**TASK DATA:**
========================================================================
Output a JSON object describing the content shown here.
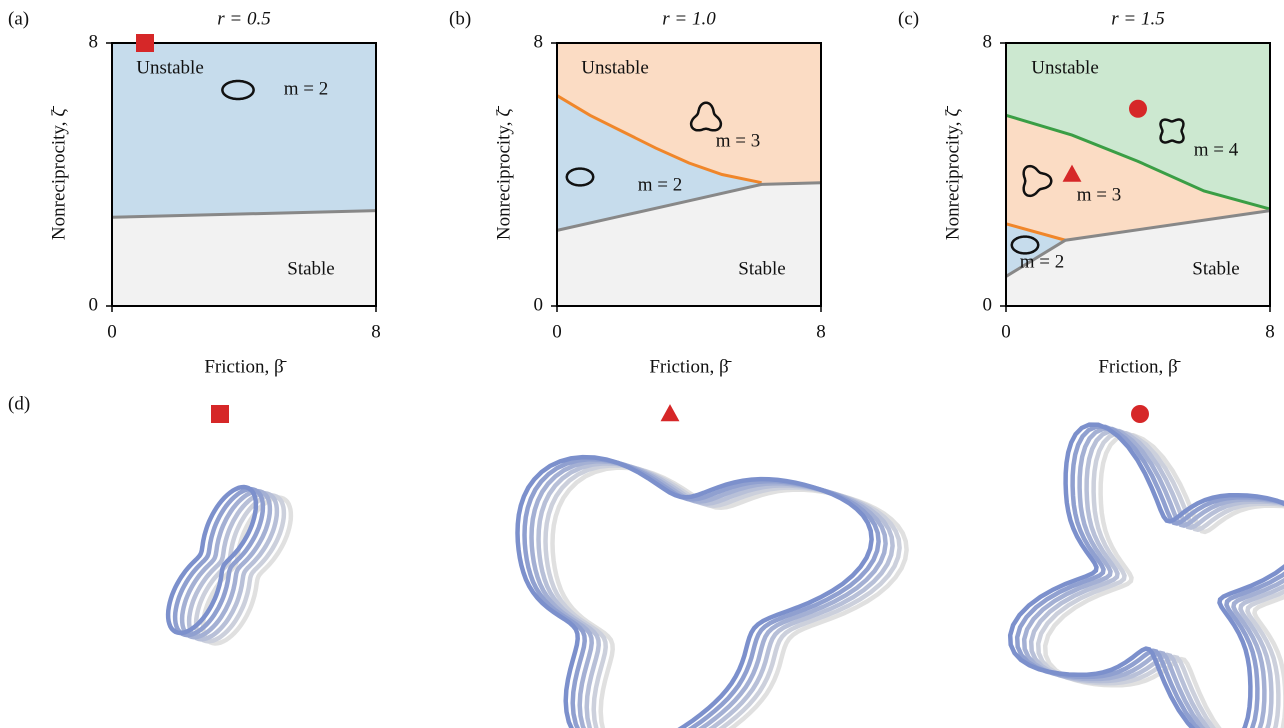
{
  "chart_data": [
    {
      "type": "phase",
      "panel": "(a)",
      "title": "r = 0.5",
      "xlabel": "Friction, β̄",
      "ylabel": "Nonreciprocity, ζ̄",
      "xlim": [
        0,
        8
      ],
      "ylim": [
        0,
        8
      ],
      "xticks": [
        0,
        8
      ],
      "yticks": [
        0,
        8
      ],
      "background": "#c6dcec",
      "series": [
        {
          "color": "#888888",
          "fill": "#f2f2f2",
          "x": [
            0,
            8
          ],
          "values": [
            2.7,
            2.9
          ]
        }
      ],
      "annotations": [
        "Unstable",
        "m = 2",
        "Stable"
      ],
      "points": [
        {
          "x": 1,
          "y": 8,
          "marker": "square",
          "color": "#d62728"
        }
      ]
    },
    {
      "type": "phase",
      "panel": "(b)",
      "title": "r = 1.0",
      "xlabel": "Friction, β̄",
      "ylabel": "Nonreciprocity, ζ̄",
      "xlim": [
        0,
        8
      ],
      "ylim": [
        0,
        8
      ],
      "xticks": [
        0,
        8
      ],
      "yticks": [
        0,
        8
      ],
      "background": "#fbdcc4",
      "series": [
        {
          "color": "#f0862a",
          "fill": "#c6dcec",
          "x": [
            0,
            1,
            2,
            3,
            4,
            5,
            6.2
          ],
          "values": [
            6.4,
            5.8,
            5.3,
            4.8,
            4.35,
            4.0,
            3.75
          ]
        },
        {
          "color": "#888888",
          "fill": "#f2f2f2",
          "x": [
            0,
            2,
            4,
            6.2,
            8
          ],
          "values": [
            2.3,
            2.75,
            3.2,
            3.7,
            3.75
          ]
        }
      ],
      "annotations": [
        "Unstable",
        "m = 3",
        "m = 2",
        "Stable"
      ],
      "points": []
    },
    {
      "type": "phase",
      "panel": "(c)",
      "title": "r = 1.5",
      "xlabel": "Friction, β̄",
      "ylabel": "Nonreciprocity, ζ̄",
      "xlim": [
        0,
        8
      ],
      "ylim": [
        0,
        8
      ],
      "xticks": [
        0,
        8
      ],
      "yticks": [
        0,
        8
      ],
      "background": "#cce8d0",
      "series": [
        {
          "color": "#3a9e45",
          "fill": "#fbdcc4",
          "x": [
            0,
            2,
            4,
            6,
            8
          ],
          "values": [
            5.8,
            5.2,
            4.4,
            3.5,
            2.95
          ]
        },
        {
          "color": "#f0862a",
          "fill": "#c6dcec",
          "x": [
            0,
            1.8
          ],
          "values": [
            2.5,
            2.0
          ]
        },
        {
          "color": "#888888",
          "fill": "#f2f2f2",
          "x": [
            0,
            1.8,
            8
          ],
          "values": [
            0.9,
            2.0,
            2.9
          ]
        }
      ],
      "annotations": [
        "Unstable",
        "m = 4",
        "m = 3",
        "m = 2",
        "Stable"
      ],
      "points": [
        {
          "x": 4,
          "y": 6,
          "marker": "circle",
          "color": "#d62728"
        },
        {
          "x": 2,
          "y": 4,
          "marker": "triangle",
          "color": "#d62728"
        }
      ]
    }
  ],
  "figure": {
    "panel_label": "(d)"
  }
}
========================================================================
Pictures are not part of the copy; output everything else in the records exactly.

Output a JSON object describing the content shown here.
{
  "chart_data": [
    {
      "type": "phase",
      "panel": "(a)",
      "title": "r = 0.5",
      "xlabel": "Friction, β̄",
      "ylabel": "Nonreciprocity, ζ̄",
      "xlim": [
        0,
        8
      ],
      "ylim": [
        0,
        8
      ],
      "xticks": [
        0,
        8
      ],
      "yticks": [
        0,
        8
      ],
      "background": "#c6dcec",
      "series": [
        {
          "color": "#888888",
          "fill": "#f2f2f2",
          "x": [
            0,
            8
          ],
          "values": [
            2.7,
            2.9
          ]
        }
      ],
      "annotations": [
        "Unstable",
        "m = 2",
        "Stable"
      ],
      "points": [
        {
          "x": 1,
          "y": 8,
          "marker": "square",
          "color": "#d62728"
        }
      ]
    },
    {
      "type": "phase",
      "panel": "(b)",
      "title": "r = 1.0",
      "xlabel": "Friction, β̄",
      "ylabel": "Nonreciprocity, ζ̄",
      "xlim": [
        0,
        8
      ],
      "ylim": [
        0,
        8
      ],
      "xticks": [
        0,
        8
      ],
      "yticks": [
        0,
        8
      ],
      "background": "#fbdcc4",
      "series": [
        {
          "color": "#f0862a",
          "fill": "#c6dcec",
          "x": [
            0,
            1,
            2,
            3,
            4,
            5,
            6.2
          ],
          "values": [
            6.4,
            5.8,
            5.3,
            4.8,
            4.35,
            4.0,
            3.75
          ]
        },
        {
          "color": "#888888",
          "fill": "#f2f2f2",
          "x": [
            0,
            2,
            4,
            6.2,
            8
          ],
          "values": [
            2.3,
            2.75,
            3.2,
            3.7,
            3.75
          ]
        }
      ],
      "annotations": [
        "Unstable",
        "m = 3",
        "m = 2",
        "Stable"
      ],
      "points": []
    },
    {
      "type": "phase",
      "panel": "(c)",
      "title": "r = 1.5",
      "xlabel": "Friction, β̄",
      "ylabel": "Nonreciprocity, ζ̄",
      "xlim": [
        0,
        8
      ],
      "ylim": [
        0,
        8
      ],
      "xticks": [
        0,
        8
      ],
      "yticks": [
        0,
        8
      ],
      "background": "#cce8d0",
      "series": [
        {
          "color": "#3a9e45",
          "fill": "#fbdcc4",
          "x": [
            0,
            2,
            4,
            6,
            8
          ],
          "values": [
            5.8,
            5.2,
            4.4,
            3.5,
            2.95
          ]
        },
        {
          "color": "#f0862a",
          "fill": "#c6dcec",
          "x": [
            0,
            1.8
          ],
          "values": [
            2.5,
            2.0
          ]
        },
        {
          "color": "#888888",
          "fill": "#f2f2f2",
          "x": [
            0,
            1.8,
            8
          ],
          "values": [
            0.9,
            2.0,
            2.9
          ]
        }
      ],
      "annotations": [
        "Unstable",
        "m = 4",
        "m = 3",
        "m = 2",
        "Stable"
      ],
      "points": [
        {
          "x": 4,
          "y": 6,
          "marker": "circle",
          "color": "#d62728"
        },
        {
          "x": 2,
          "y": 4,
          "marker": "triangle",
          "color": "#d62728"
        }
      ]
    }
  ],
  "figure": {
    "panel_label": "(d)"
  }
}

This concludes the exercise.